Document section =
· · · ·

Musique Mexicaine de Chavez, Revueltas, Villa-Lobos... (1995)
Musique Mexicaine de Chavez, Revueltas, Villa-Lobos... (1995)
CD1 1. Blas Galindo: La Manda, Ballet 2. Carlos Chávez: Encantamiento y Zarabanda de "La Hija de Colquide" 3. José Pablo Moncayo: Tierra de Temporal* 4. Silvestre Revueltas: Janitzio 5-8. Carlos Jiménez Mabarak: Balada del Venado y la Luna Orquesta Filarmónica de la Ciudad de México Leipzig Radio Symphony Orchestra* CD2 1-7. Rodolfo Halffter: La Madrugada del Panadero, Ballet Suite Op. 12 8-12. Silvestre Revueltas: Cinco Canciones para Niños 13. Héctor Quintanar: Fábula para Coro y Orquesta 14. Moncayo: Huapango 15. Heitor Villa-Lobos: Chôros No. 10 para Coro y Orquesta "Rasga o Coraçao" 16. Carlos Chávez: Sinfonía No. 2 "India" Orquesta Filarmónica de la Ciudad de México Fernando Lozano – conductor
Mexican music had been dominated in the 19th century by opera, its indigenous composition consisting largely of operas based on Italian or French models. The Mexican Revolution of 1910 brought massive social and cultural change, and gave the impetus to composers to draw on their country's own folk and popular traditions, and create a nationalist music. The father figure of this movement was Manuel Ponce (1882-1948), who collected popular and folk ideas, and integrated them into his own essentially European idiom, influencing other Mexican composers of the period. But it was the next generation, in particular Carlos Chávez (1899-1978) and his exact contemporary, Silvestre Revueltas (1899-1940), who in the 1930s used indigenous music as the starting point of composition, the former looking to ancient Indian models, the latter to contemporary popular cultures. Their lead was taken up by other composers, many of whom were pupils of Chávez, and Chávez's contacts in the U.S.A. ensured that this music was heard and appreciated outside Mexico.

· · · ·

Provided material =
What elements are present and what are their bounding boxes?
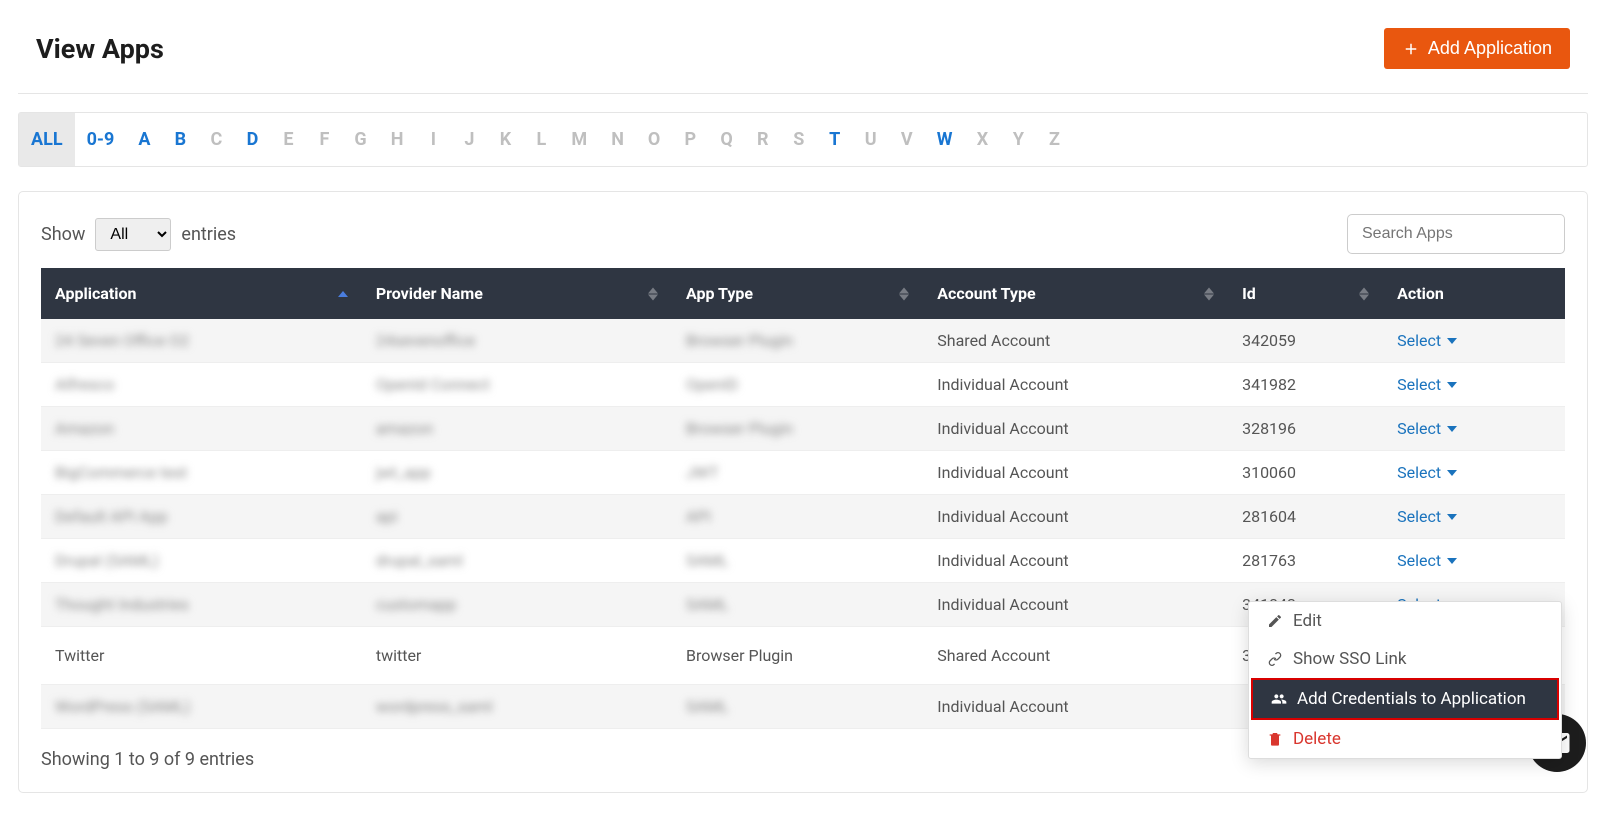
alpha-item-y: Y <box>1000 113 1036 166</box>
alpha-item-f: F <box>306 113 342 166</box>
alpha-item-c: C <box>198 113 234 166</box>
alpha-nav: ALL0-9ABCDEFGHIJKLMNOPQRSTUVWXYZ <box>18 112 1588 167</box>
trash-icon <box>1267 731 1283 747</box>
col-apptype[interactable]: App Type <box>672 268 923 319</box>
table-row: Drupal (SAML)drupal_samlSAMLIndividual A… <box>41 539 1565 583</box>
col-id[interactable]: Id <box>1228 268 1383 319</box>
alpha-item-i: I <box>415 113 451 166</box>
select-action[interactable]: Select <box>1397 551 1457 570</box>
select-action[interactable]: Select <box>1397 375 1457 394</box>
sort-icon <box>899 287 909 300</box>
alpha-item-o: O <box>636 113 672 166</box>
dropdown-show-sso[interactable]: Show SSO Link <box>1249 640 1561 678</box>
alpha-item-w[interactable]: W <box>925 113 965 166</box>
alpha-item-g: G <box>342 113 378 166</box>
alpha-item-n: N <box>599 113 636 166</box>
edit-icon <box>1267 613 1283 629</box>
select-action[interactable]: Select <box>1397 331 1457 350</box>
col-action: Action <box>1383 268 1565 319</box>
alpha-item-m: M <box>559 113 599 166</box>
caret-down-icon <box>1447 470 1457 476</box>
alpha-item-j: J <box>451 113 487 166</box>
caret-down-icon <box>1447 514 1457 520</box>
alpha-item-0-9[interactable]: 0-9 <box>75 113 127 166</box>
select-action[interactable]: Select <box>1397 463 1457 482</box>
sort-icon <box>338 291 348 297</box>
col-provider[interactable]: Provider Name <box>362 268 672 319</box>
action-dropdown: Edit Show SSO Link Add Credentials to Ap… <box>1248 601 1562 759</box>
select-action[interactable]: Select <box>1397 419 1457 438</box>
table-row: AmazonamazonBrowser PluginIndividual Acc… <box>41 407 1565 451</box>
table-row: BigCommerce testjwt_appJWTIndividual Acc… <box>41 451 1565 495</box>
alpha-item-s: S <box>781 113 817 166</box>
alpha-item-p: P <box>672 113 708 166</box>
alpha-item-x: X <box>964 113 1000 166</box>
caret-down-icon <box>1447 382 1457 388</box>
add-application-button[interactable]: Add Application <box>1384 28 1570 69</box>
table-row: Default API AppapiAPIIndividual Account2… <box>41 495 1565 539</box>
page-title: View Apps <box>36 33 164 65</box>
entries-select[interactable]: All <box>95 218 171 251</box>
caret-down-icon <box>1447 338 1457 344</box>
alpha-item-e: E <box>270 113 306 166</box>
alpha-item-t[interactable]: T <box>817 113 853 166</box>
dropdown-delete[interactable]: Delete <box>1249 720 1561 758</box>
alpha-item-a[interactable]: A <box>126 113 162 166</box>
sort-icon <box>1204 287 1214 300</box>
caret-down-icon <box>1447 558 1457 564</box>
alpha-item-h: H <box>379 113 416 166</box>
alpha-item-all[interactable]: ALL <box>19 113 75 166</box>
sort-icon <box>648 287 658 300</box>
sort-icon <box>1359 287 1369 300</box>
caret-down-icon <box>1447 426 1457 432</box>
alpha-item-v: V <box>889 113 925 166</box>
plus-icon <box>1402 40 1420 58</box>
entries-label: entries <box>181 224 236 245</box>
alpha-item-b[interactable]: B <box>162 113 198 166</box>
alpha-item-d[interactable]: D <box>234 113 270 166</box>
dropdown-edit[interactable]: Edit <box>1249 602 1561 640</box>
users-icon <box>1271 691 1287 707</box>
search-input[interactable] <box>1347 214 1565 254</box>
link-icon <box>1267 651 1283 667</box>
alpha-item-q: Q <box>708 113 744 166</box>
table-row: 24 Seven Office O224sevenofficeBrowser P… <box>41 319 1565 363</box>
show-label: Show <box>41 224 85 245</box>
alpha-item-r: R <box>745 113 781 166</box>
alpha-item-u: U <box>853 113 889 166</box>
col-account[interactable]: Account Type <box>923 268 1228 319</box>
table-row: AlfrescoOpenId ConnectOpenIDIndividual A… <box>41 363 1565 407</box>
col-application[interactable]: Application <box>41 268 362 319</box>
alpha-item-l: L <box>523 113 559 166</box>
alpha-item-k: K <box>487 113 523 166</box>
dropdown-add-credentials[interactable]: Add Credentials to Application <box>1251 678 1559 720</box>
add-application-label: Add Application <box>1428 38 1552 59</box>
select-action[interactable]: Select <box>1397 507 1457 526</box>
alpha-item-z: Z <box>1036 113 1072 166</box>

· · · ·

Problems =
A. According to the passage on Mexican music, why did this music come to be heard and appreciated outside Mexico? Answer in one to three sentences.
B. Which lines of the records contain the string "sort"? Pull out each of them in full, treating case as significant.
These records have no connection to the passage on Mexican music.

Answers to the exercises =
A. Chávez's contacts in the U.S.A. ensured that the music was heard and appreciated outside Mexico.

B.
sort-icon <box>899 287 909 300</box>
sort-icon <box>338 291 348 297</box>
sort-icon <box>1204 287 1214 300</box>
sort-icon <box>648 287 658 300</box>
sort-icon <box>1359 287 1369 300</box>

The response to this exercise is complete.